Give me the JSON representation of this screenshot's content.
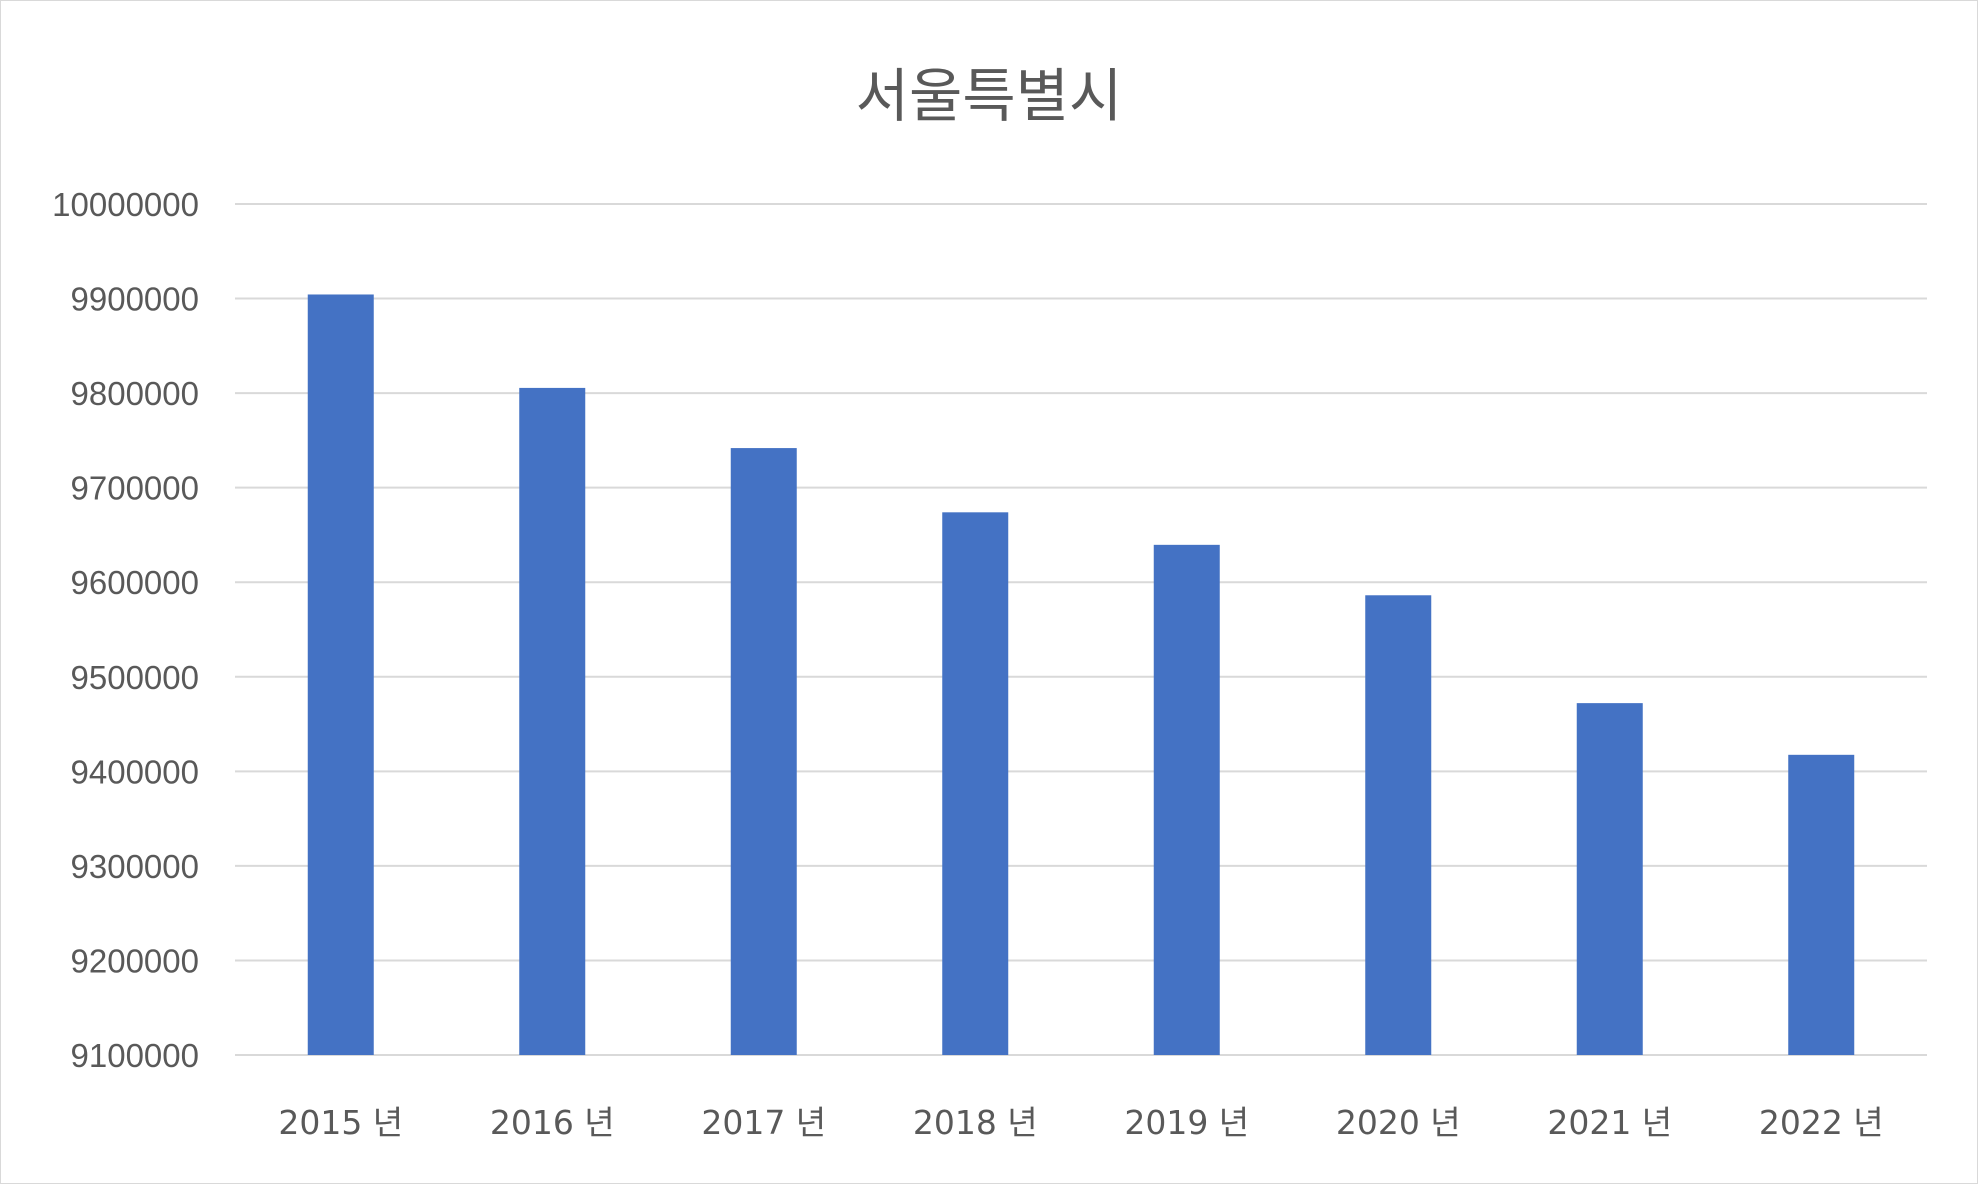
{
  "chart_data": {
    "type": "bar",
    "title": "서울특별시",
    "xlabel": "",
    "ylabel": "",
    "categories": [
      "2015 년",
      "2016 년",
      "2017 년",
      "2018 년",
      "2019 년",
      "2020 년",
      "2021 년",
      "2022 년"
    ],
    "values": [
      9904312,
      9805506,
      9741871,
      9673936,
      9639541,
      9586195,
      9472127,
      9417469
    ],
    "ylim": [
      9100000,
      10000000
    ],
    "yticks": [
      "9100000",
      "9200000",
      "9300000",
      "9400000",
      "9500000",
      "9600000",
      "9700000",
      "9800000",
      "9900000",
      "10000000"
    ],
    "grid": true,
    "legend": "none",
    "colors": {
      "bar": "#4472c4",
      "grid": "#d9d9d9",
      "text": "#595959"
    }
  }
}
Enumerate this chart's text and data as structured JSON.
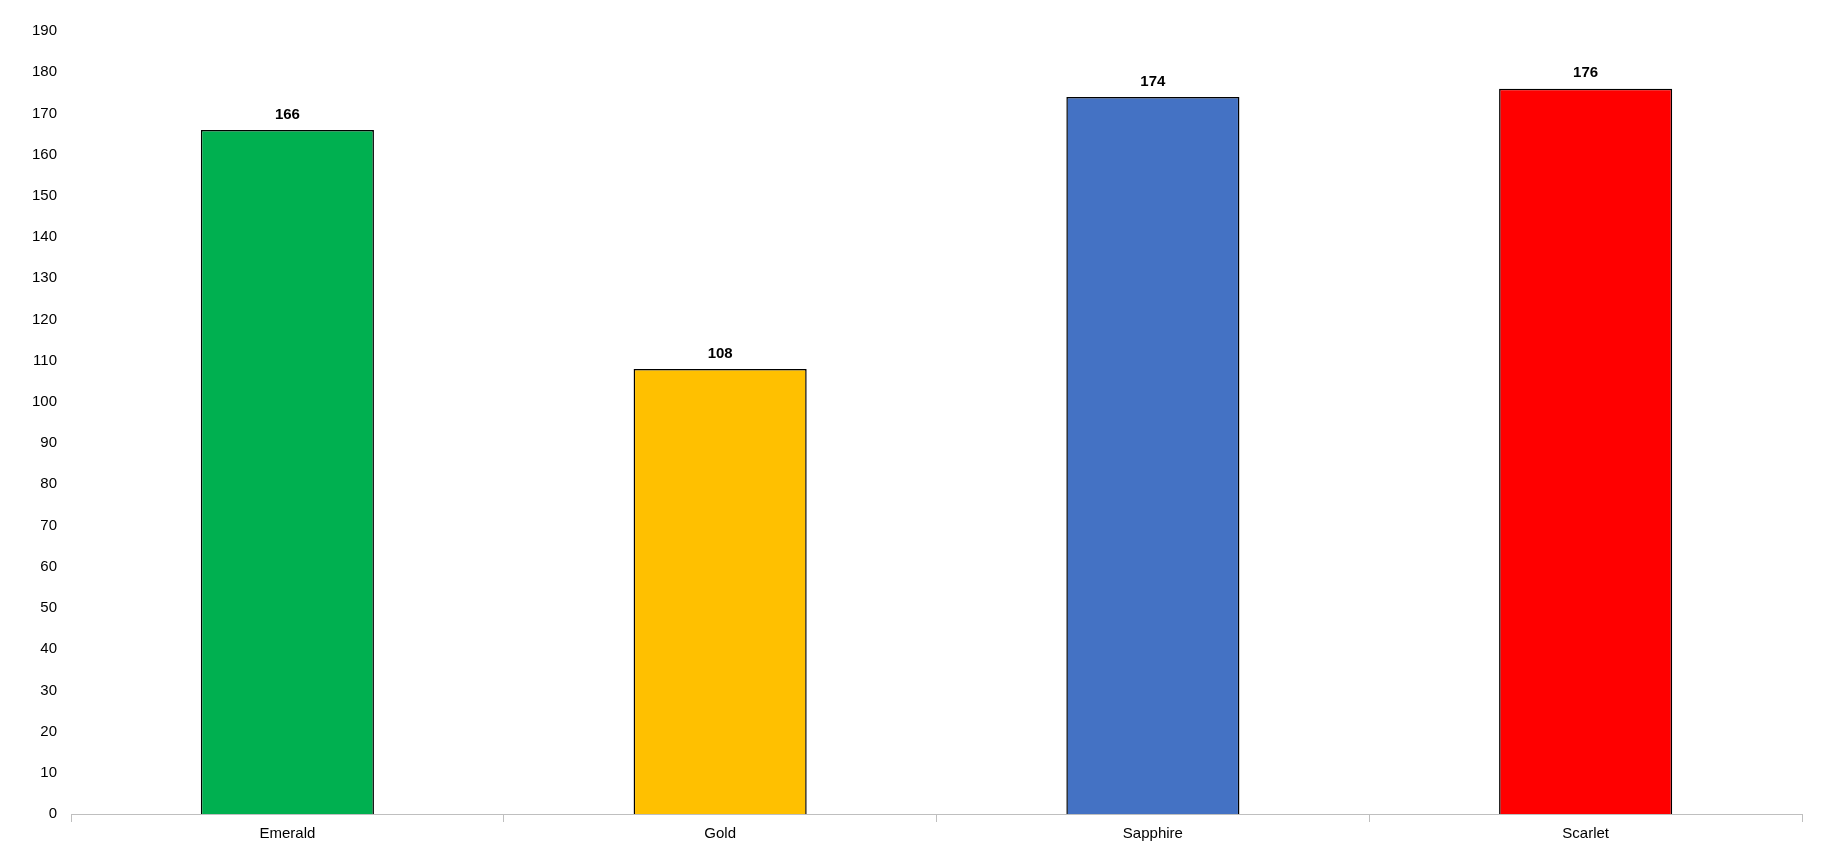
{
  "chart_data": {
    "type": "bar",
    "categories": [
      "Emerald",
      "Gold",
      "Sapphire",
      "Scarlet"
    ],
    "values": [
      166,
      108,
      174,
      176
    ],
    "colors": [
      "#00b050",
      "#ffc000",
      "#4472c4",
      "#ff0000"
    ],
    "ylim": [
      0,
      190
    ],
    "yticks": [
      0,
      10,
      20,
      30,
      40,
      50,
      60,
      70,
      80,
      90,
      100,
      110,
      120,
      130,
      140,
      150,
      160,
      170,
      180,
      190
    ],
    "data_labels": true,
    "grid": false,
    "legend": false
  }
}
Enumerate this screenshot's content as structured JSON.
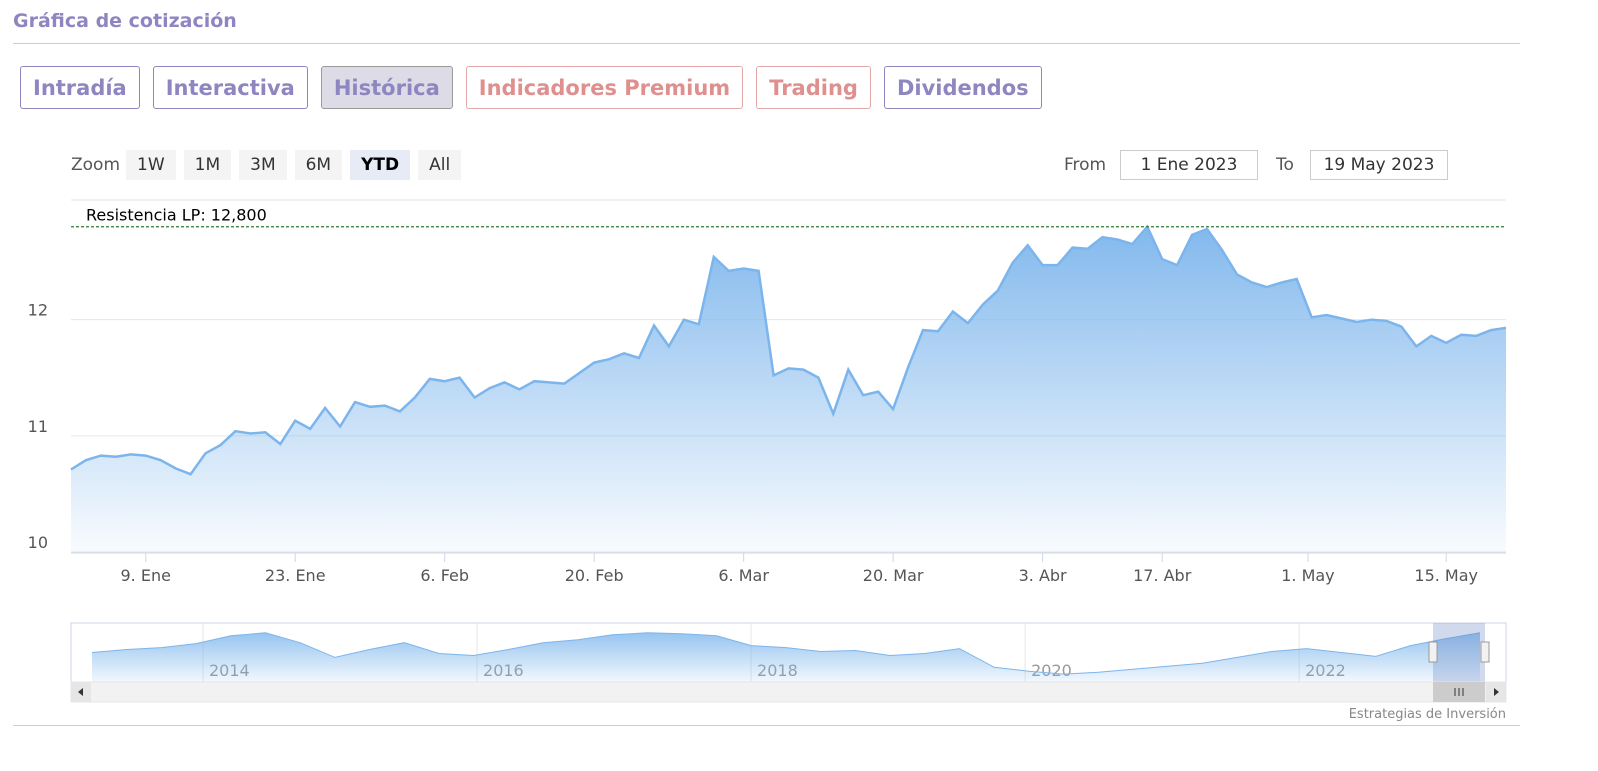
{
  "header": {
    "title": "Gráfica de cotización"
  },
  "tabs": {
    "items": [
      {
        "label": "Intradía",
        "color": "#8e86c0"
      },
      {
        "label": "Interactiva",
        "color": "#8e86c0"
      },
      {
        "label": "Histórica",
        "color": "#8e86c0"
      },
      {
        "label": "Indicadores Premium",
        "color": "#e08f8f"
      },
      {
        "label": "Trading",
        "color": "#e08f8f"
      },
      {
        "label": "Dividendos",
        "color": "#8e86c0"
      }
    ],
    "active": 2
  },
  "range_selector": {
    "zoom_label": "Zoom",
    "buttons": [
      "1W",
      "1M",
      "3M",
      "6M",
      "YTD",
      "All"
    ],
    "active": 4,
    "from_label": "From",
    "from": "1 Ene 2023",
    "to_label": "To",
    "to": "19 May 2023"
  },
  "credit": "Estrategias de Inversión",
  "chart_data": {
    "type": "area",
    "color": "#7cb5ec",
    "x": [
      "2023-01-02",
      "2023-01-03",
      "2023-01-04",
      "2023-01-05",
      "2023-01-06",
      "2023-01-09",
      "2023-01-10",
      "2023-01-11",
      "2023-01-12",
      "2023-01-13",
      "2023-01-16",
      "2023-01-17",
      "2023-01-18",
      "2023-01-19",
      "2023-01-20",
      "2023-01-23",
      "2023-01-24",
      "2023-01-25",
      "2023-01-26",
      "2023-01-27",
      "2023-01-30",
      "2023-01-31",
      "2023-02-01",
      "2023-02-02",
      "2023-02-03",
      "2023-02-06",
      "2023-02-07",
      "2023-02-08",
      "2023-02-09",
      "2023-02-10",
      "2023-02-13",
      "2023-02-14",
      "2023-02-15",
      "2023-02-16",
      "2023-02-17",
      "2023-02-20",
      "2023-02-21",
      "2023-02-22",
      "2023-02-23",
      "2023-02-24",
      "2023-02-27",
      "2023-02-28",
      "2023-03-01",
      "2023-03-02",
      "2023-03-03",
      "2023-03-06",
      "2023-03-07",
      "2023-03-08",
      "2023-03-09",
      "2023-03-10",
      "2023-03-13",
      "2023-03-14",
      "2023-03-15",
      "2023-03-16",
      "2023-03-17",
      "2023-03-20",
      "2023-03-21",
      "2023-03-22",
      "2023-03-23",
      "2023-03-24",
      "2023-03-27",
      "2023-03-28",
      "2023-03-29",
      "2023-03-30",
      "2023-03-31",
      "2023-04-03",
      "2023-04-04",
      "2023-04-05",
      "2023-04-06",
      "2023-04-11",
      "2023-04-12",
      "2023-04-13",
      "2023-04-14",
      "2023-04-17",
      "2023-04-18",
      "2023-04-19",
      "2023-04-20",
      "2023-04-21",
      "2023-04-24",
      "2023-04-25",
      "2023-04-26",
      "2023-04-27",
      "2023-04-28",
      "2023-05-02",
      "2023-05-03",
      "2023-05-04",
      "2023-05-05",
      "2023-05-08",
      "2023-05-09",
      "2023-05-10",
      "2023-05-11",
      "2023-05-12",
      "2023-05-15",
      "2023-05-16",
      "2023-05-17",
      "2023-05-18",
      "2023-05-19"
    ],
    "values": [
      10.71,
      10.79,
      10.83,
      10.82,
      10.84,
      10.83,
      10.79,
      10.72,
      10.67,
      10.85,
      10.92,
      11.04,
      11.02,
      11.03,
      10.93,
      11.13,
      11.06,
      11.24,
      11.08,
      11.29,
      11.25,
      11.26,
      11.21,
      11.33,
      11.49,
      11.47,
      11.5,
      11.33,
      11.41,
      11.46,
      11.4,
      11.47,
      11.46,
      11.45,
      11.54,
      11.63,
      11.66,
      11.71,
      11.67,
      11.95,
      11.77,
      12.0,
      11.96,
      12.54,
      12.42,
      12.44,
      12.42,
      11.52,
      11.58,
      11.57,
      11.5,
      11.19,
      11.57,
      11.35,
      11.38,
      11.23,
      11.59,
      11.91,
      11.9,
      12.07,
      11.97,
      12.13,
      12.25,
      12.49,
      12.64,
      12.47,
      12.47,
      12.62,
      12.61,
      12.71,
      12.69,
      12.65,
      12.8,
      12.52,
      12.47,
      12.73,
      12.78,
      12.6,
      12.39,
      12.32,
      12.28,
      12.32,
      12.35,
      12.02,
      12.04,
      12.01,
      11.98,
      12.0,
      11.99,
      11.94,
      11.77,
      11.86,
      11.8,
      11.87,
      11.86,
      11.91,
      11.93
    ],
    "ylim": [
      10,
      13.03
    ],
    "yticks": [
      10,
      11,
      12
    ],
    "grid": true,
    "xticks": [
      {
        "value": "2023-01-09",
        "label": "9. Ene"
      },
      {
        "value": "2023-01-23",
        "label": "23. Ene"
      },
      {
        "value": "2023-02-06",
        "label": "6. Feb"
      },
      {
        "value": "2023-02-20",
        "label": "20. Feb"
      },
      {
        "value": "2023-03-06",
        "label": "6. Mar"
      },
      {
        "value": "2023-03-20",
        "label": "20. Mar"
      },
      {
        "value": "2023-04-03",
        "label": "3. Abr"
      },
      {
        "value": "2023-04-17",
        "label": "17. Abr"
      },
      {
        "value": "2023-05-01",
        "label": "1. May"
      },
      {
        "value": "2023-05-15",
        "label": "15. May"
      }
    ],
    "plot_lines": [
      {
        "value": 12.8,
        "label": "Resistencia LP: 12,800",
        "color": "#2e7d32"
      }
    ],
    "navigator": {
      "values": [
        10.5,
        10.8,
        11.0,
        11.4,
        12.2,
        12.5,
        11.5,
        10.0,
        10.8,
        11.5,
        10.4,
        10.2,
        10.8,
        11.5,
        11.8,
        12.3,
        12.5,
        12.4,
        12.2,
        11.2,
        11.0,
        10.6,
        10.7,
        10.2,
        10.4,
        10.9,
        9.0,
        8.6,
        8.3,
        8.5,
        8.8,
        9.1,
        9.4,
        10.0,
        10.6,
        10.9,
        10.5,
        10.1,
        11.2,
        11.9,
        12.5
      ],
      "xlim": [
        2013.19,
        2023.32
      ],
      "xticks": [
        2014,
        2016,
        2018,
        2020,
        2022
      ],
      "ylim": [
        7.5,
        13.5
      ]
    }
  }
}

# Instruction
Every line containing the string "grid" must be listed.

# Response to the task
    "grid": true,
      "grid": "#d9d9d9",
    "grid": false,
    "grid": true,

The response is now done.